Problem: Pick every line with "Default" from the material below.

Given data:
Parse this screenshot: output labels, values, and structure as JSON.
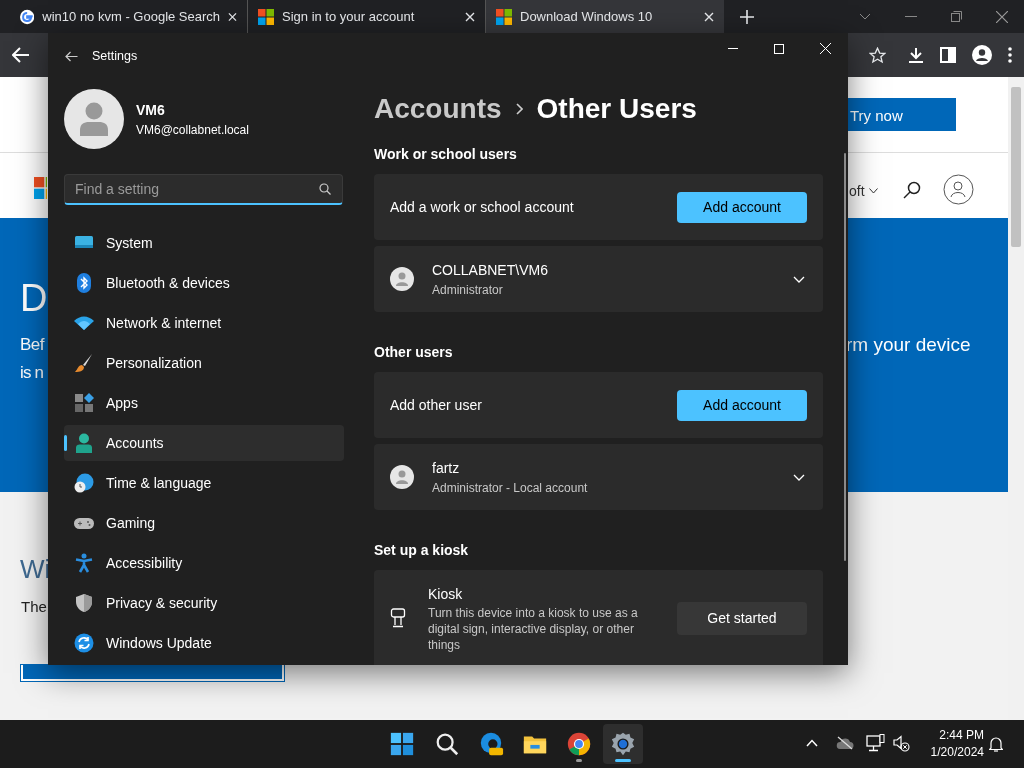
{
  "browser": {
    "tabs": [
      {
        "kind": "google",
        "title": "win10 no kvm - Google Search",
        "selected": false
      },
      {
        "kind": "microsoft",
        "title": "Sign in to your account",
        "selected": false
      },
      {
        "kind": "microsoft",
        "title": "Download Windows 10",
        "selected": true
      }
    ],
    "page": {
      "header_button": "Try now",
      "nav_text": "oft",
      "hero": {
        "heading": "D",
        "line_1": "Bef",
        "line_2": "is n",
        "line_right": "rm your device"
      },
      "section": {
        "heading": "Wi",
        "text": "The"
      }
    }
  },
  "settings": {
    "title": "Settings",
    "user": {
      "name": "VM6",
      "email": "VM6@collabnet.local"
    },
    "search": {
      "placeholder": "Find a setting"
    },
    "nav": [
      {
        "kind": "system",
        "label": "System",
        "selected": false
      },
      {
        "kind": "bluetooth",
        "label": "Bluetooth & devices",
        "selected": false
      },
      {
        "kind": "network",
        "label": "Network & internet",
        "selected": false
      },
      {
        "kind": "personalization",
        "label": "Personalization",
        "selected": false
      },
      {
        "kind": "apps",
        "label": "Apps",
        "selected": false
      },
      {
        "kind": "accounts",
        "label": "Accounts",
        "selected": true
      },
      {
        "kind": "time",
        "label": "Time & language",
        "selected": false
      },
      {
        "kind": "gaming",
        "label": "Gaming",
        "selected": false
      },
      {
        "kind": "accessibility",
        "label": "Accessibility",
        "selected": false
      },
      {
        "kind": "privacy",
        "label": "Privacy & security",
        "selected": false
      },
      {
        "kind": "update",
        "label": "Windows Update",
        "selected": false
      }
    ],
    "breadcrumb": [
      "Accounts",
      "Other Users"
    ],
    "sections": [
      {
        "heading": "Work or school users",
        "cards": [
          {
            "kind": "action",
            "label": "Add a work or school account",
            "button": "Add account"
          },
          {
            "kind": "user",
            "name": "COLLABNET\\VM6",
            "role": "Administrator",
            "expanded": false
          }
        ]
      },
      {
        "heading": "Other users",
        "cards": [
          {
            "kind": "action",
            "label": "Add other user",
            "button": "Add account"
          },
          {
            "kind": "user",
            "name": "fartz",
            "role": "Administrator - Local account",
            "expanded": false
          }
        ]
      },
      {
        "heading": "Set up a kiosk",
        "cards": [
          {
            "kind": "kiosk",
            "title": "Kiosk",
            "description": "Turn this device into a kiosk to use as a digital sign, interactive display, or other things",
            "button": "Get started"
          }
        ]
      }
    ]
  },
  "taskbar": {
    "apps": [
      {
        "kind": "start",
        "running": false,
        "selected": false
      },
      {
        "kind": "search",
        "running": false,
        "selected": false
      },
      {
        "kind": "edge",
        "running": false,
        "selected": false
      },
      {
        "kind": "explorer",
        "running": false,
        "selected": false
      },
      {
        "kind": "chrome",
        "running": true,
        "selected": false
      },
      {
        "kind": "settings",
        "running": true,
        "selected": true
      }
    ],
    "time": "2:44 PM",
    "date": "1/20/2024"
  }
}
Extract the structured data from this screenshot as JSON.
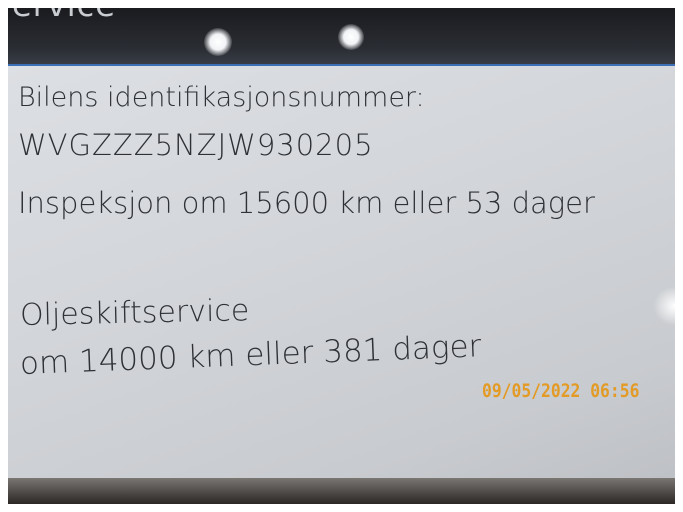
{
  "header": {
    "title": "ervice"
  },
  "screen": {
    "vin_label": "Bilens identifikasjonsnummer:",
    "vin": "WVGZZZ5NZJW930205",
    "inspection": "Inspeksjon om 15600 km eller 53 dager",
    "oil_label": "Oljeskiftservice",
    "oil_due": "om 14000 km eller 381 dager"
  },
  "photo": {
    "timestamp": "09/05/2022 06:56",
    "timestamp_color": "#e39b26"
  },
  "colors": {
    "screen_bg": "#d3d6da",
    "text": "#2e3136",
    "header_bg": "#2a2d33",
    "accent_line": "#3b6fb6"
  }
}
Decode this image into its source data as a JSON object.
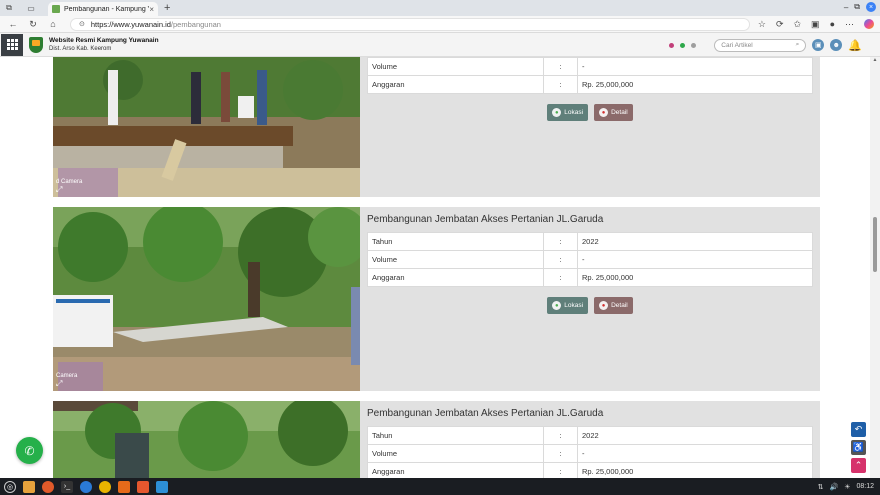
{
  "browser": {
    "tab_title": "Pembangunan - Kampung Yuw",
    "tab_close": "×",
    "new_tab": "+",
    "url_host": "https://www.yuwanain.id",
    "url_path": "/pembangunan",
    "lock_glyph": "⊙"
  },
  "site": {
    "title": "Website Resmi Kampung Yuwanain",
    "subtitle": "Dist. Arso Kab. Keerom",
    "search_placeholder": "Cari Artikel",
    "dots": [
      "#c2407a",
      "#2ea84a",
      "#9e9e9e"
    ]
  },
  "cards": [
    {
      "title": "",
      "rows": [
        {
          "key": "Volume",
          "sep": ":",
          "value": "-"
        },
        {
          "key": "Anggaran",
          "sep": ":",
          "value": "Rp. 25,000,000"
        }
      ],
      "lokasi": "Lokasi",
      "detail": "Detail",
      "watermark": "d Camera"
    },
    {
      "title": "Pembangunan Jembatan Akses Pertanian JL.Garuda",
      "rows": [
        {
          "key": "Tahun",
          "sep": ":",
          "value": "2022"
        },
        {
          "key": "Volume",
          "sep": ":",
          "value": "-"
        },
        {
          "key": "Anggaran",
          "sep": ":",
          "value": "Rp. 25,000,000"
        }
      ],
      "lokasi": "Lokasi",
      "detail": "Detail",
      "watermark": "Camera"
    },
    {
      "title": "Pembangunan Jembatan Akses Pertanian JL.Garuda",
      "rows": [
        {
          "key": "Tahun",
          "sep": ":",
          "value": "2022"
        },
        {
          "key": "Volume",
          "sep": ":",
          "value": "-"
        },
        {
          "key": "Anggaran",
          "sep": ":",
          "value": "Rp. 25,000,000"
        }
      ]
    }
  ],
  "taskbar": {
    "clock": "08:12"
  }
}
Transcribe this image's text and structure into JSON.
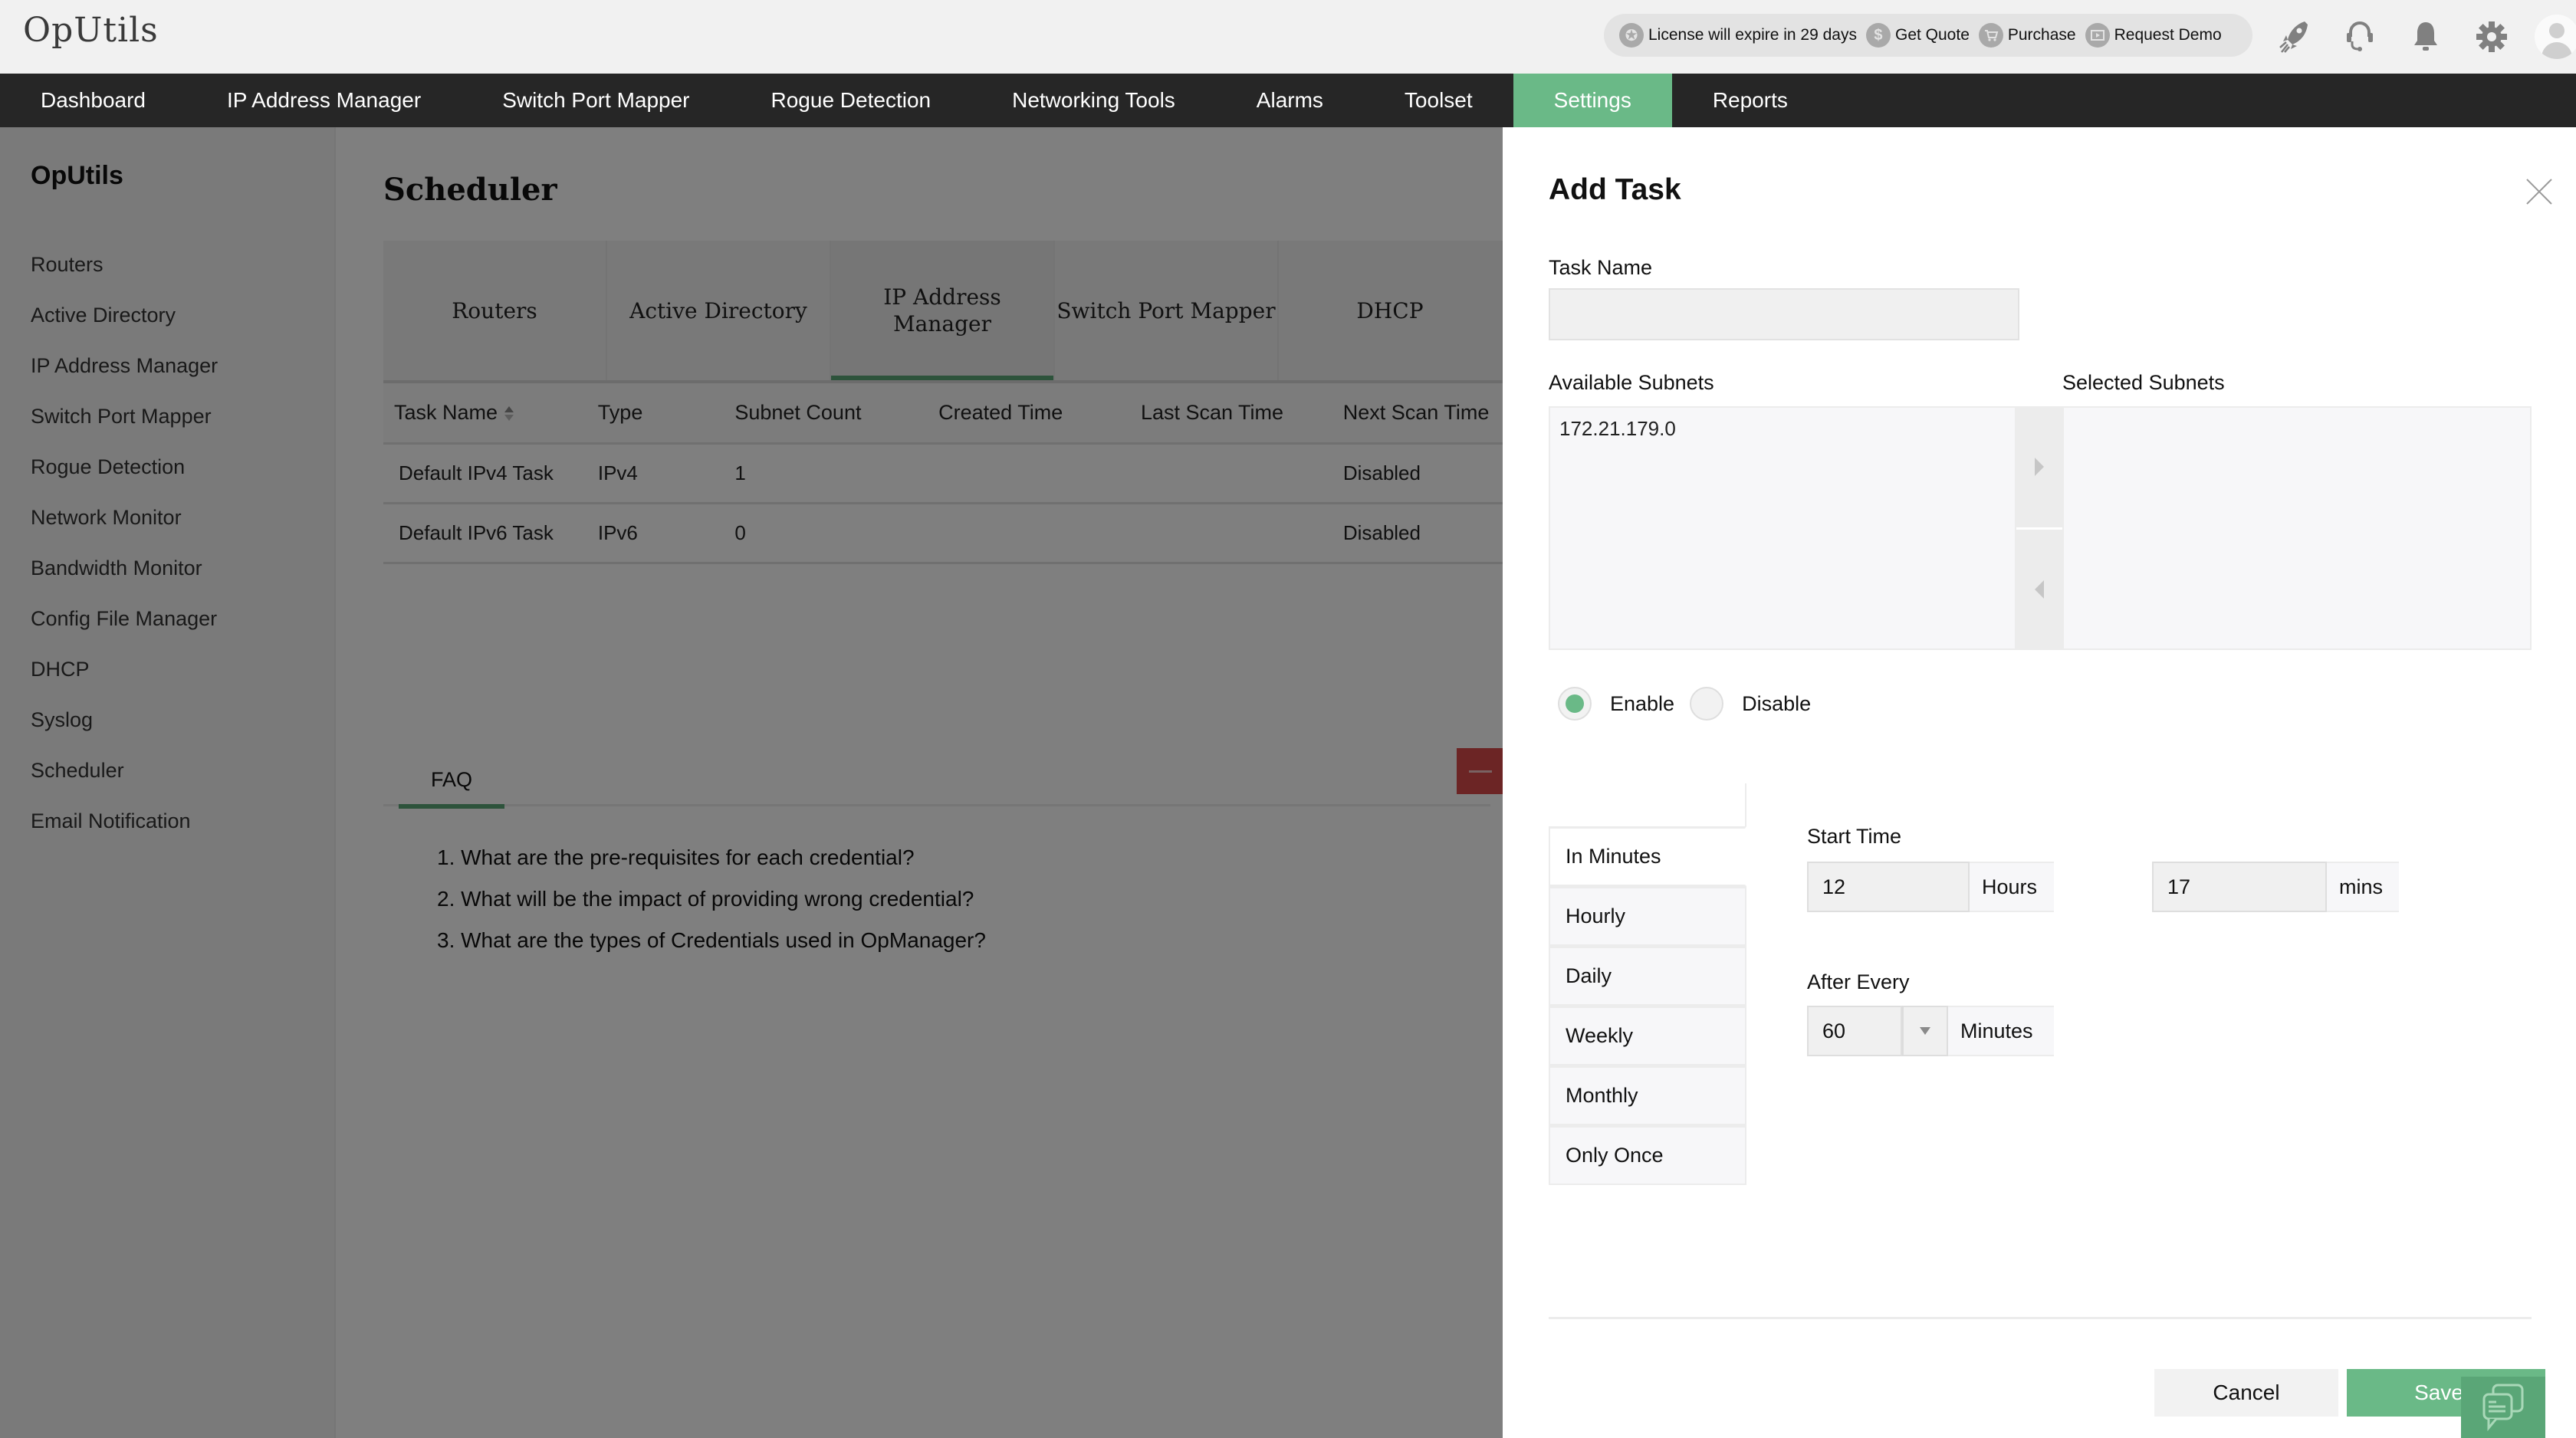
{
  "app": {
    "logo": "OpUtils"
  },
  "promo": {
    "license": "License will expire in 29 days",
    "get_quote": "Get Quote",
    "purchase": "Purchase",
    "request_demo": "Request Demo"
  },
  "header_icons": [
    "rocket-icon",
    "support-headset-icon",
    "bell-icon",
    "gear-icon",
    "avatar"
  ],
  "nav": {
    "items": [
      "Dashboard",
      "IP Address Manager",
      "Switch Port Mapper",
      "Rogue Detection",
      "Networking Tools",
      "Alarms",
      "Toolset",
      "Settings",
      "Reports"
    ],
    "active": "Settings"
  },
  "sidebar": {
    "title": "OpUtils",
    "items": [
      "Routers",
      "Active Directory",
      "IP Address Manager",
      "Switch Port Mapper",
      "Rogue Detection",
      "Network Monitor",
      "Bandwidth Monitor",
      "Config File Manager",
      "DHCP",
      "Syslog",
      "Scheduler",
      "Email Notification"
    ]
  },
  "main": {
    "title": "Scheduler",
    "module_tabs": [
      "Routers",
      "Active Directory",
      "IP Address Manager",
      "Switch Port Mapper",
      "DHCP"
    ],
    "active_module_tab": "IP Address Manager",
    "table": {
      "columns": [
        "Task Name",
        "Type",
        "Subnet Count",
        "Created Time",
        "Last Scan Time",
        "Next Scan Time"
      ],
      "rows": [
        [
          "Default IPv4 Task",
          "IPv4",
          "1",
          "",
          "",
          "Disabled"
        ],
        [
          "Default IPv6 Task",
          "IPv6",
          "0",
          "",
          "",
          "Disabled"
        ]
      ]
    },
    "faq": {
      "tab": "FAQ",
      "items": [
        "1. What are the pre-requisites for each credential?",
        "2. What will be the impact of providing wrong credential?",
        "3. What are the types of Credentials used in OpManager?"
      ]
    }
  },
  "panel": {
    "title": "Add Task",
    "task_name_label": "Task Name",
    "task_name_value": "",
    "available_label": "Available Subnets",
    "selected_label": "Selected Subnets",
    "available_subnets": [
      "172.21.179.0"
    ],
    "selected_subnets": [],
    "status": {
      "enable": "Enable",
      "disable": "Disable",
      "selected": "Enable"
    },
    "frequency_tabs": [
      "In Minutes",
      "Hourly",
      "Daily",
      "Weekly",
      "Monthly",
      "Only Once"
    ],
    "active_frequency": "In Minutes",
    "start_time_label": "Start Time",
    "start_hours": "12",
    "hours_suffix": "Hours",
    "start_mins": "17",
    "mins_suffix": "mins",
    "after_every_label": "After Every",
    "after_every_value": "60",
    "after_every_suffix": "Minutes",
    "cancel": "Cancel",
    "save": "Save"
  },
  "colors": {
    "accent_green": "#6ab987",
    "nav_bg": "#262626",
    "faq_minimize": "#d94b4b"
  }
}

Task output:
          "Default IPv4 Task",
          "Default IPv6 Task",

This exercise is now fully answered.